§ **EXERCISE BRIEF**
Repeat the lines beginning at the one with "Extract all readable text from this page." and running to the end of the material, keeping the first and last of them, exactly as they appear.

§ **DATA**
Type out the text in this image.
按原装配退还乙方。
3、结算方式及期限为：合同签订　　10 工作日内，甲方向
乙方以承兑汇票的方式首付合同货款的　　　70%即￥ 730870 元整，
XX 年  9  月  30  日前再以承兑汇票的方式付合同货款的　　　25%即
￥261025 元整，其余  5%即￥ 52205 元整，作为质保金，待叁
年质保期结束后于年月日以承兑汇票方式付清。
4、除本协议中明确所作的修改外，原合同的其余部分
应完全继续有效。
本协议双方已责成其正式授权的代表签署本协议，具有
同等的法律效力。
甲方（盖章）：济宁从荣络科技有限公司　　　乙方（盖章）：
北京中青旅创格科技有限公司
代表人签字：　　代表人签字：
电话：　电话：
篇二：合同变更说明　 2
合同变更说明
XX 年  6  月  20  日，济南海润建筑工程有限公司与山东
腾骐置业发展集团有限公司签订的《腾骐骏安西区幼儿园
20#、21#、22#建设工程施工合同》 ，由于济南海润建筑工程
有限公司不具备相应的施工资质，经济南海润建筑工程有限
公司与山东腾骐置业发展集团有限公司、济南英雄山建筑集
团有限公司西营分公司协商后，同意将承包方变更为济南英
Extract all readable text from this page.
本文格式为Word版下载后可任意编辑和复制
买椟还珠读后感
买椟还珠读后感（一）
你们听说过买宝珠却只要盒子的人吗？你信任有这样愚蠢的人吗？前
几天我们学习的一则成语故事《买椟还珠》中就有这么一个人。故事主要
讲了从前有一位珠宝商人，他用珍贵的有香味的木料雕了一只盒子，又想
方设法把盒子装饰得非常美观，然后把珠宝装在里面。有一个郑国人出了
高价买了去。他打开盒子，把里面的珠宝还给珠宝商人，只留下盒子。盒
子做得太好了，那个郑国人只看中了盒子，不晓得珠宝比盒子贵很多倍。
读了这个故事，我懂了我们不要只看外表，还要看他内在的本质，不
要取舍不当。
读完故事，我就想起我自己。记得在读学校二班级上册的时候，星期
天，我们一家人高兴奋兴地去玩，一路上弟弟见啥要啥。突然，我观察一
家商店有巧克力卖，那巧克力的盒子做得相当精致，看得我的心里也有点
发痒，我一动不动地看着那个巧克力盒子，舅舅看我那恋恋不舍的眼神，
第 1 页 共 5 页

§ **SOLUTION**
Extract all readable text from this page.
本文格式为Word版下载后可任意编辑和复制
买椟还珠读后感
买椟还珠读后感（一）
你们听说过买宝珠却只要盒子的人吗？你信任有这样愚蠢的人吗？前
几天我们学习的一则成语故事《买椟还珠》中就有这么一个人。故事主要
讲了从前有一位珠宝商人，他用珍贵的有香味的木料雕了一只盒子，又想
方设法把盒子装饰得非常美观，然后把珠宝装在里面。有一个郑国人出了
高价买了去。他打开盒子，把里面的珠宝还给珠宝商人，只留下盒子。盒
子做得太好了，那个郑国人只看中了盒子，不晓得珠宝比盒子贵很多倍。
读了这个故事，我懂了我们不要只看外表，还要看他内在的本质，不
要取舍不当。
读完故事，我就想起我自己。记得在读学校二班级上册的时候，星期
天，我们一家人高兴奋兴地去玩，一路上弟弟见啥要啥。突然，我观察一
家商店有巧克力卖，那巧克力的盒子做得相当精致，看得我的心里也有点
发痒，我一动不动地看着那个巧克力盒子，舅舅看我那恋恋不舍的眼神，
第 1 页 共 5 页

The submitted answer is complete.